--- Start SOURCE RECORDS ---

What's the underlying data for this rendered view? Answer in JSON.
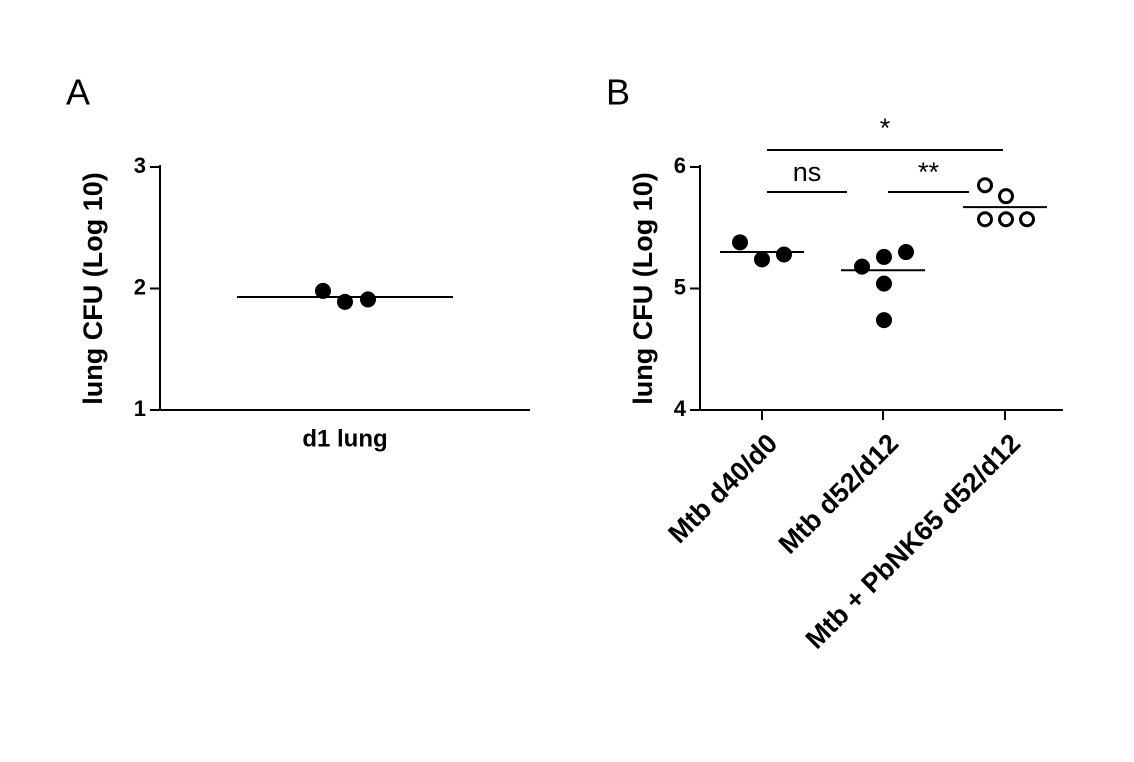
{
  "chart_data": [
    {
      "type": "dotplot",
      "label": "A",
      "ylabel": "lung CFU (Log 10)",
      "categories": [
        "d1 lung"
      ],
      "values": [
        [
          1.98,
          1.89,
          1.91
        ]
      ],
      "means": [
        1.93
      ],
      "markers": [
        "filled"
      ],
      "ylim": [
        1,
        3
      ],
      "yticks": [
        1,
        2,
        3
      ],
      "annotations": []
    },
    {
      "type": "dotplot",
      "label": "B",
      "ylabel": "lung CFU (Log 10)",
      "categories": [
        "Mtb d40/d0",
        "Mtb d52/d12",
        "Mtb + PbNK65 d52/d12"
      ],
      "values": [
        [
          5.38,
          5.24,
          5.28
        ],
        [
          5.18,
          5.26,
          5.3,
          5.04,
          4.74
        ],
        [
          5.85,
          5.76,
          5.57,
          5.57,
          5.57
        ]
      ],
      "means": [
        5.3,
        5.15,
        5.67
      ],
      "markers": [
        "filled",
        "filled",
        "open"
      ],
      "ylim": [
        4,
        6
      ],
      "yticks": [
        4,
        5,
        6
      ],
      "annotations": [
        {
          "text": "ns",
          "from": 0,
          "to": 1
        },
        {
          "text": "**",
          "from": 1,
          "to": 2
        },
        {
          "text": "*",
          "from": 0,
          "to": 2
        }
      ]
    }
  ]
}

--- End SOURCE RECORDS ---
--- Start SOURCE RECORDS ---

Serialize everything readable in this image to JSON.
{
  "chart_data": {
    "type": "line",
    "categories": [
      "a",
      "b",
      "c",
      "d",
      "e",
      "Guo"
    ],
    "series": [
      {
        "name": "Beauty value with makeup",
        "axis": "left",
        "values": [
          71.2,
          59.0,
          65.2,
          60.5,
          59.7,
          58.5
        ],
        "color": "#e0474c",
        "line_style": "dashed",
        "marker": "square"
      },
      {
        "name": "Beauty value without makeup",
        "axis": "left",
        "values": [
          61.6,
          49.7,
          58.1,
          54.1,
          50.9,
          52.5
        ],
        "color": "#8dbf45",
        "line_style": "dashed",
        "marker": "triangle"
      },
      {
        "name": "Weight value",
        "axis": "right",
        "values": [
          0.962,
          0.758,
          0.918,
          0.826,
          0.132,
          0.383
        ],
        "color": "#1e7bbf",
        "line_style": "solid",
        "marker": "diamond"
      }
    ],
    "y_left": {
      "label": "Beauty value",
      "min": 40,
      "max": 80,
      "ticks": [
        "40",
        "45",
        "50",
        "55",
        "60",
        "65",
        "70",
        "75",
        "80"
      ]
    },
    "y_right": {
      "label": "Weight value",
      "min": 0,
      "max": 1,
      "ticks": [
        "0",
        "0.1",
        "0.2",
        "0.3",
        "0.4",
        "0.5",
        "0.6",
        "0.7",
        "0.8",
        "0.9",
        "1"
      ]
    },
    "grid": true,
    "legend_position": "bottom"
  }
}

--- End SOURCE RECORDS ---

REQUIREMENTS: Take each line containing the string "JSON" and copy it out.

EXPECTED ANSWER:
What's the underlying data for this rendered view? Answer in JSON.
Serialize everything readable in this image to JSON.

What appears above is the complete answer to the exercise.